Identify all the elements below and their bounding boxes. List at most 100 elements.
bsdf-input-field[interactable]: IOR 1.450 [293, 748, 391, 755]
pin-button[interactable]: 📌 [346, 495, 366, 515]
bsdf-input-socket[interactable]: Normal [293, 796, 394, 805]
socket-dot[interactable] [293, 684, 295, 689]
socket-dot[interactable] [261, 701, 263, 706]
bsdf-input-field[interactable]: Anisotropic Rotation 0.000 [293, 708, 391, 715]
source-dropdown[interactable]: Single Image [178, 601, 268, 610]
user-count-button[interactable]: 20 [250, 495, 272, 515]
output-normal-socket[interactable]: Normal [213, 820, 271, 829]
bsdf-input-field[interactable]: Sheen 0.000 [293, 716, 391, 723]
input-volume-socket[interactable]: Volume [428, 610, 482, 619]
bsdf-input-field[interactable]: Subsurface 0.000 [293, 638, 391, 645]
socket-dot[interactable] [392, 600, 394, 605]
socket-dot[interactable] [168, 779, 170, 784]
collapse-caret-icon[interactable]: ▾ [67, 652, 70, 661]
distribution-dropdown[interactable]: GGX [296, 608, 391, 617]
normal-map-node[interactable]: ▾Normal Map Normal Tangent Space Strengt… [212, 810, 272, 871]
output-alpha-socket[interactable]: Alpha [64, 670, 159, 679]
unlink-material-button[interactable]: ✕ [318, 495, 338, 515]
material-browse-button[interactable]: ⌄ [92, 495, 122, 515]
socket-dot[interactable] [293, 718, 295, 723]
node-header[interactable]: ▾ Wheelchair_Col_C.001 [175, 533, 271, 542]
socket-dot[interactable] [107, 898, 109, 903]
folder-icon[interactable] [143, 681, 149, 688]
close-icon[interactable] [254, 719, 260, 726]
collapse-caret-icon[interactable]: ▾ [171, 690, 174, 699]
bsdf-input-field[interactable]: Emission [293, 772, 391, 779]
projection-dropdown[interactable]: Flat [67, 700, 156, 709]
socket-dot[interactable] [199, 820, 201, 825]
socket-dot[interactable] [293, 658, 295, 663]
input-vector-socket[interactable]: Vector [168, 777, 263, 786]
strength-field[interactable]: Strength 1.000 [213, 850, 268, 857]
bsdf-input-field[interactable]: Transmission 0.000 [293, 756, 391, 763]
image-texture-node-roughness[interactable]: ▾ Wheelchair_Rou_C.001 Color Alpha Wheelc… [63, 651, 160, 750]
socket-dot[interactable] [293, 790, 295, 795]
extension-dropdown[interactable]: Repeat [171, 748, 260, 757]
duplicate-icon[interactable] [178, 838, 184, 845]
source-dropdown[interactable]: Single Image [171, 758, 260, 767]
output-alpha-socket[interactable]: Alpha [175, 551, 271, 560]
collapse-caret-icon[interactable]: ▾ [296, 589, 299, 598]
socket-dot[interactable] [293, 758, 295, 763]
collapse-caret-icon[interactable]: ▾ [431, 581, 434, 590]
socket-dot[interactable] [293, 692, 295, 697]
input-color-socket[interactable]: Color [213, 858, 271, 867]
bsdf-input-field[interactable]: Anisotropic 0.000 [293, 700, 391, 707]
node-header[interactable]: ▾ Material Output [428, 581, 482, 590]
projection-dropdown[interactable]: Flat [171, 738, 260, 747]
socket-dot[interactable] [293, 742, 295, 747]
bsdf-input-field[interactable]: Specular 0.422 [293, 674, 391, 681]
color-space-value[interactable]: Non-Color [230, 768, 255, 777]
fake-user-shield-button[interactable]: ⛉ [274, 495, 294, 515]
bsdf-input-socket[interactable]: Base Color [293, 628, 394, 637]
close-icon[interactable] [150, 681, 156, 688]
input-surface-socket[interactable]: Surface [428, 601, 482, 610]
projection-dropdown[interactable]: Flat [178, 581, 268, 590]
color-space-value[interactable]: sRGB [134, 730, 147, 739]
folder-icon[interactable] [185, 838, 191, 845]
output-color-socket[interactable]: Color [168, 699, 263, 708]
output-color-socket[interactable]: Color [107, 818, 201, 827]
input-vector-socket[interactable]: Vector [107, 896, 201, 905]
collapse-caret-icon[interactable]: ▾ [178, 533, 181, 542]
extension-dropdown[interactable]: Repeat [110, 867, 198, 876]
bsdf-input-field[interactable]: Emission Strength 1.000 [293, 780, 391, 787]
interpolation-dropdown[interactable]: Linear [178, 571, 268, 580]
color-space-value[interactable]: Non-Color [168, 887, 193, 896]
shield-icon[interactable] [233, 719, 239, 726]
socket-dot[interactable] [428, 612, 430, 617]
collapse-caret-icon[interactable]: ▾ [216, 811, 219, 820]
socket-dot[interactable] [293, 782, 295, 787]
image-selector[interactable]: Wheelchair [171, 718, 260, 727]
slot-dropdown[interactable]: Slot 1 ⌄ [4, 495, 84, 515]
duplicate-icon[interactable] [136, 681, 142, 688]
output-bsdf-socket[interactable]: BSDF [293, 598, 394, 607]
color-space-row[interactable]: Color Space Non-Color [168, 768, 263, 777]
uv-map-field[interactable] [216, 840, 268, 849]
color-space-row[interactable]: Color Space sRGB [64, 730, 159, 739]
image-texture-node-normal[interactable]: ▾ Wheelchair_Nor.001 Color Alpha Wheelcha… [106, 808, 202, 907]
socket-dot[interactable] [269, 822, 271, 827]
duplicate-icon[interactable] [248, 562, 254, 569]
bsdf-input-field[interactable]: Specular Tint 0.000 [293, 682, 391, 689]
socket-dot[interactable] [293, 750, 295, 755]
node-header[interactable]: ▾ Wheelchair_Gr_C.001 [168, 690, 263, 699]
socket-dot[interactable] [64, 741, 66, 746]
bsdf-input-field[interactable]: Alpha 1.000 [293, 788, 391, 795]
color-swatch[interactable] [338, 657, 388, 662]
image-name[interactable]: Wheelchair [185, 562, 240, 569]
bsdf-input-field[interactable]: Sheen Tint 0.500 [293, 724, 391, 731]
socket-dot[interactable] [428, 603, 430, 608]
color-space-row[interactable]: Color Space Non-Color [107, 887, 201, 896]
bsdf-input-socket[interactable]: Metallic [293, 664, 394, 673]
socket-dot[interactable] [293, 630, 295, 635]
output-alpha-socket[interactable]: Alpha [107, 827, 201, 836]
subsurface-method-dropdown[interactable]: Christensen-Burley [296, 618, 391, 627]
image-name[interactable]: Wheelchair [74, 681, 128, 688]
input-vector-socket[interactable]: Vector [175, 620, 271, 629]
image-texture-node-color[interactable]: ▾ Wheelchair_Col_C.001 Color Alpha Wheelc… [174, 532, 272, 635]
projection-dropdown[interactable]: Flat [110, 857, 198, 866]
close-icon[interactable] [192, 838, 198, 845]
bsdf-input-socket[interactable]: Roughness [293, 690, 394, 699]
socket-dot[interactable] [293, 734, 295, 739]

▶ Task description
Find each line in the material above that contains the string "shield", and copy those lines.

▶ Task output
fake-user-shield-button[interactable]: ⛉ [274, 495, 294, 515]
shield-icon[interactable] [233, 719, 239, 726]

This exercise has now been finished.